Pull every "Screen" line out of the data below.

++++ Input material

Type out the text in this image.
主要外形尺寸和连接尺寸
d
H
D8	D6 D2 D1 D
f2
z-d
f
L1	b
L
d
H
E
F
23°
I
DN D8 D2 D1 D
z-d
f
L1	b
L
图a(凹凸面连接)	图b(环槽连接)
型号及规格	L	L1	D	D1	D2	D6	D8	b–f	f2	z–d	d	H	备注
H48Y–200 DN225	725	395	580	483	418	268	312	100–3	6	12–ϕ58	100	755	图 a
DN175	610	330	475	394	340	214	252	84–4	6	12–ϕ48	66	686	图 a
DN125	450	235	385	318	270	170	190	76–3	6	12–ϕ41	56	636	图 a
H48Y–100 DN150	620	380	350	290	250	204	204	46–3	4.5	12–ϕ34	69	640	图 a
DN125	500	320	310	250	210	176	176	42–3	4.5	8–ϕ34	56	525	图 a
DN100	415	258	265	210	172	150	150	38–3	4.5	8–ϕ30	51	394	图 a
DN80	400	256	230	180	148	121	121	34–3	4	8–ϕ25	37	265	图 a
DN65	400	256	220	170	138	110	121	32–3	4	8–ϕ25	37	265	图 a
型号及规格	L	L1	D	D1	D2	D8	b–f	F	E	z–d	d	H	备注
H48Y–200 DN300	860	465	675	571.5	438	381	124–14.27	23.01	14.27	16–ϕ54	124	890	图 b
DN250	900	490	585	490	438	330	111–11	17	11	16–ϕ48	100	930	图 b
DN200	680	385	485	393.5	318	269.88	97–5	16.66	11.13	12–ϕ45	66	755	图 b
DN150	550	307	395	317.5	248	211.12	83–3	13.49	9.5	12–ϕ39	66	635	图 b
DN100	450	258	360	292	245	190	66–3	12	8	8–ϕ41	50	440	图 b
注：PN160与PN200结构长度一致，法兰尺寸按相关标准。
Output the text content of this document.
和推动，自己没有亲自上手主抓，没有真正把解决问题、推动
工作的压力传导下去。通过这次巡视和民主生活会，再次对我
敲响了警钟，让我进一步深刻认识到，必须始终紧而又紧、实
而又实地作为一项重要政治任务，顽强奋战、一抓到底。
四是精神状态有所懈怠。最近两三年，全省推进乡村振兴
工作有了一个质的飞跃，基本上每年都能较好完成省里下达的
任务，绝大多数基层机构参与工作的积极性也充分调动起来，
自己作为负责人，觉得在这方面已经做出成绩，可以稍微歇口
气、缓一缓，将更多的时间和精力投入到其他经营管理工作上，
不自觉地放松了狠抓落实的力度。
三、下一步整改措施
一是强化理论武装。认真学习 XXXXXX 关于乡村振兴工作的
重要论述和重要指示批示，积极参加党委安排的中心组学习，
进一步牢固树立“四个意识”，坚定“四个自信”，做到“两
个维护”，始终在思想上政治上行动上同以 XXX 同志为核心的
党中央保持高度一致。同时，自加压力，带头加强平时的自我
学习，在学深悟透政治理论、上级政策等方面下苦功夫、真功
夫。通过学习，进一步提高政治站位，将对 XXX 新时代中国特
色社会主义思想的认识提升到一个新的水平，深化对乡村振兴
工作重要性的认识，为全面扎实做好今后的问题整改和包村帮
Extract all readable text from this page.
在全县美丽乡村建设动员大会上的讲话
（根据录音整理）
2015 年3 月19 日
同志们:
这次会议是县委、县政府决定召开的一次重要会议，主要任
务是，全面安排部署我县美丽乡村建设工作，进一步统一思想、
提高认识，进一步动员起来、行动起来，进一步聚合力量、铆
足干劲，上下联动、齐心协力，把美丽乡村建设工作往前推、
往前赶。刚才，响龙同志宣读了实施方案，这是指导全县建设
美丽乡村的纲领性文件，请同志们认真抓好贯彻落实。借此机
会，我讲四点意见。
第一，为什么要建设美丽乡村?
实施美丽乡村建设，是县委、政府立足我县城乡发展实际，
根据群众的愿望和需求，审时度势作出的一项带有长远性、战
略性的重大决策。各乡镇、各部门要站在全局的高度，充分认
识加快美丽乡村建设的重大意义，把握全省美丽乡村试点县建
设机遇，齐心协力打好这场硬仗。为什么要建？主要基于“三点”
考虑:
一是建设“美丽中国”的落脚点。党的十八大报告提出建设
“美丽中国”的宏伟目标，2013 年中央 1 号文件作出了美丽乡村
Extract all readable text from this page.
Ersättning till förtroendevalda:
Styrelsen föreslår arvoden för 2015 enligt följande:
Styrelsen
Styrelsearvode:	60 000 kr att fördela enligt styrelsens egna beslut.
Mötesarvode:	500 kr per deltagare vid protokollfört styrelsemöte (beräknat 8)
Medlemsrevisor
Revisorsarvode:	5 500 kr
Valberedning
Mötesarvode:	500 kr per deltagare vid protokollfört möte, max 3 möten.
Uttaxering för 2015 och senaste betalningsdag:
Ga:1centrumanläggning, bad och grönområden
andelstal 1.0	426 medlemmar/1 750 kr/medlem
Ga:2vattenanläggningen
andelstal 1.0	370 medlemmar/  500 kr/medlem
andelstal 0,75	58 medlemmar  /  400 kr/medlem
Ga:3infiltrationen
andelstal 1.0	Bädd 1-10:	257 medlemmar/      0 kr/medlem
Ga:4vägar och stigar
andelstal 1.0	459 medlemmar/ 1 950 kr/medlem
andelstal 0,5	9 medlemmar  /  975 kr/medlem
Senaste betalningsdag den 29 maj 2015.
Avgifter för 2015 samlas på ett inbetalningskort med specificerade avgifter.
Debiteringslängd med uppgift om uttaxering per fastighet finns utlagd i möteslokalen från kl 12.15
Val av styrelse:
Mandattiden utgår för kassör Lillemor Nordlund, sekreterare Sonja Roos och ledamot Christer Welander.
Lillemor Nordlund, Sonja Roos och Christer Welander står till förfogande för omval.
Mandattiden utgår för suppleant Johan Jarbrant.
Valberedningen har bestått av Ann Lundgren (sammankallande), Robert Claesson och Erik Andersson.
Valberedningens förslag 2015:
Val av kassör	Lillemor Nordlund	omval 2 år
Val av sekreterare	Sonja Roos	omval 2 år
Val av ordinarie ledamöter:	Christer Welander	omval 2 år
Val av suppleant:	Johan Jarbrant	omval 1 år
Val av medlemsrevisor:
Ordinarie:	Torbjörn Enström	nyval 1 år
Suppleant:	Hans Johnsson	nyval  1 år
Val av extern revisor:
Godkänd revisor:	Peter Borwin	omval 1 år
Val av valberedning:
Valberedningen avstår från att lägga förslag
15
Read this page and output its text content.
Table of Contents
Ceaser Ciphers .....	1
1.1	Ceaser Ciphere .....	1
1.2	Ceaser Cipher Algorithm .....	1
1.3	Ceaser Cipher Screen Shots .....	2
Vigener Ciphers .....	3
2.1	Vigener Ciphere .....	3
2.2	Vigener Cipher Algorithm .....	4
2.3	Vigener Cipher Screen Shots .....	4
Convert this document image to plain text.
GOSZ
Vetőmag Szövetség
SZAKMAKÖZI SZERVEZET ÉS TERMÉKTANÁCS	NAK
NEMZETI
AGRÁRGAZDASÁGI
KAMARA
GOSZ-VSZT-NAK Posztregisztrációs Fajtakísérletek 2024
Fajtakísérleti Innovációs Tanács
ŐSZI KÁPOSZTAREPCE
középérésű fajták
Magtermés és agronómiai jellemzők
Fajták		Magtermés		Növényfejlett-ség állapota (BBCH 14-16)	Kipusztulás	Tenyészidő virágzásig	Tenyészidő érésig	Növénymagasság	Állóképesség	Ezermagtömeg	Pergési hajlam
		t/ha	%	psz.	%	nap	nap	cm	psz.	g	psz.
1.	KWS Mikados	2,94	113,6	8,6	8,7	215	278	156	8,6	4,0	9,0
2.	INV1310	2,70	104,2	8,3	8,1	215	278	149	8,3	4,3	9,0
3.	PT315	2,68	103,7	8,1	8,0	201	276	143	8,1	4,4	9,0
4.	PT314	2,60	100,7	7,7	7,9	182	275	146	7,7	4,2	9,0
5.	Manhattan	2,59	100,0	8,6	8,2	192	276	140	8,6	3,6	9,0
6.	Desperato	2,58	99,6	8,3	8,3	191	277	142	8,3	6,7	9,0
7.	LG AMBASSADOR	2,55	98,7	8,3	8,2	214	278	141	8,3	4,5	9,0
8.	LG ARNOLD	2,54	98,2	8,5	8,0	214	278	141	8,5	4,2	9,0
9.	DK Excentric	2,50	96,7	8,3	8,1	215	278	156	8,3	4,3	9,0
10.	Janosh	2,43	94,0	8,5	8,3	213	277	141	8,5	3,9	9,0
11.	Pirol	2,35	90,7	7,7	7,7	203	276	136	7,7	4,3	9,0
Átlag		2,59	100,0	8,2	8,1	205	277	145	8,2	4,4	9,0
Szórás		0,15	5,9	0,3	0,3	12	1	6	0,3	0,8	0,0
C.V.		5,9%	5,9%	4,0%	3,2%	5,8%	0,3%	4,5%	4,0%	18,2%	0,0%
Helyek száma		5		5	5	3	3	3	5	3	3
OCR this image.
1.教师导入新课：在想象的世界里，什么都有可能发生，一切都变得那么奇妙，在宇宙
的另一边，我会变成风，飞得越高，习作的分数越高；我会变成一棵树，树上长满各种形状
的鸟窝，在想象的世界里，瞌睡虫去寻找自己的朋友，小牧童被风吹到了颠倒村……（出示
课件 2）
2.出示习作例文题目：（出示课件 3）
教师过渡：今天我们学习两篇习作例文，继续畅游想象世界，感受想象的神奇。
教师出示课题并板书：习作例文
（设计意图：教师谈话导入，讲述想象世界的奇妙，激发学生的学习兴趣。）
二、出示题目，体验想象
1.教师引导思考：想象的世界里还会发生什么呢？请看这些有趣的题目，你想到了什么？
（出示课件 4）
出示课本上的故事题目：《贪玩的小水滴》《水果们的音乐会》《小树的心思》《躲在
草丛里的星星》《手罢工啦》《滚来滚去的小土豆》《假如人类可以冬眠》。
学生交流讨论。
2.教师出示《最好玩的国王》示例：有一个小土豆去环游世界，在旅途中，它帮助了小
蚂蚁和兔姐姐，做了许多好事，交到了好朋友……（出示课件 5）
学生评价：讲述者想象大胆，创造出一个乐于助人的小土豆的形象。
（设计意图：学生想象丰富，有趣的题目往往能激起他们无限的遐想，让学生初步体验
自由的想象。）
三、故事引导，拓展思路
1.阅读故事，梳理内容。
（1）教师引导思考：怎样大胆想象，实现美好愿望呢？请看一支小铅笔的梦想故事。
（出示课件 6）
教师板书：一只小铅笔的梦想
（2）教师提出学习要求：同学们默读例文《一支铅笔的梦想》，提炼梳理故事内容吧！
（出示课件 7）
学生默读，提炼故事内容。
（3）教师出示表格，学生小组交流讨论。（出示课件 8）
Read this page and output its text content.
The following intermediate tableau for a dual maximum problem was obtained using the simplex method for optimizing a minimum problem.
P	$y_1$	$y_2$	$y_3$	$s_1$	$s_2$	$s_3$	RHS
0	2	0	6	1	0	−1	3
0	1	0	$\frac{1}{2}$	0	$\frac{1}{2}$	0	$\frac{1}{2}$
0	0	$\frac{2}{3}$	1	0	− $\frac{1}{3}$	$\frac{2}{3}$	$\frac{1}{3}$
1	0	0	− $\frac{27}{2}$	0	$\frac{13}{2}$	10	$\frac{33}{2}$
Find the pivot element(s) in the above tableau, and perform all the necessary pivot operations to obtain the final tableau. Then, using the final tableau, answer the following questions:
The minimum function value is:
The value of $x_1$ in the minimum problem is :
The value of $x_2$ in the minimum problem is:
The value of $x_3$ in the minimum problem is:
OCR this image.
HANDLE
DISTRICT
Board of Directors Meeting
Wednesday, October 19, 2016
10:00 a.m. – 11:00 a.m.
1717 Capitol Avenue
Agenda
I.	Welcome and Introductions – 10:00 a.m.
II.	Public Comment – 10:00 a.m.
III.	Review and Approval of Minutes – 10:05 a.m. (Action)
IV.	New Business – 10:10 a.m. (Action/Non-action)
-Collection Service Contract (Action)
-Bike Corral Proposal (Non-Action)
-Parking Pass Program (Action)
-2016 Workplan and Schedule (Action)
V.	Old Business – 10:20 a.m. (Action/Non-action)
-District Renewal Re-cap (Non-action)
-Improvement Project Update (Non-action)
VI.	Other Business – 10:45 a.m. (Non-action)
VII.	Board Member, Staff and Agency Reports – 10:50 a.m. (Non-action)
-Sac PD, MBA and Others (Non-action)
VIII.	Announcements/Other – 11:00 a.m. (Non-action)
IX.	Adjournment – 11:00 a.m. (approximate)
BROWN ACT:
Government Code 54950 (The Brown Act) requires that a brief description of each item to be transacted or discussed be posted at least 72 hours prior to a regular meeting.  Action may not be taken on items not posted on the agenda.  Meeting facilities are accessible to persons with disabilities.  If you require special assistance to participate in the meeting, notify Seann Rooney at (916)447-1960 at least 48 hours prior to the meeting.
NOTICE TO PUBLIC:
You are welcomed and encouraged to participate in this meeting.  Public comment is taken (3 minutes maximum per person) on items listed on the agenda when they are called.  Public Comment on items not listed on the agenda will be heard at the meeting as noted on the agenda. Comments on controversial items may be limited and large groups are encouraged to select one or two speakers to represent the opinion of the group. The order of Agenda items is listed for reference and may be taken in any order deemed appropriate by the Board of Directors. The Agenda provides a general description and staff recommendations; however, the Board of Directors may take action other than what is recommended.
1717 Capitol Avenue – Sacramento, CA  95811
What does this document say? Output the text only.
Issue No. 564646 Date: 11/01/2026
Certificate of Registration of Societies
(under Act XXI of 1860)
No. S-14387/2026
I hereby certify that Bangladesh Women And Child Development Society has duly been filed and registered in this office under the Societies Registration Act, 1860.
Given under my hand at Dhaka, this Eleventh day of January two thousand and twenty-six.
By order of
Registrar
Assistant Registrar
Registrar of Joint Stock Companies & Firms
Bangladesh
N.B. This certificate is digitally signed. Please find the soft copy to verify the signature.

++++++++

→ **Answer to the problem**
1.3	Ceaser Cipher Screen Shots .....	2
2.3	Vigener Cipher Screen Shots .....	4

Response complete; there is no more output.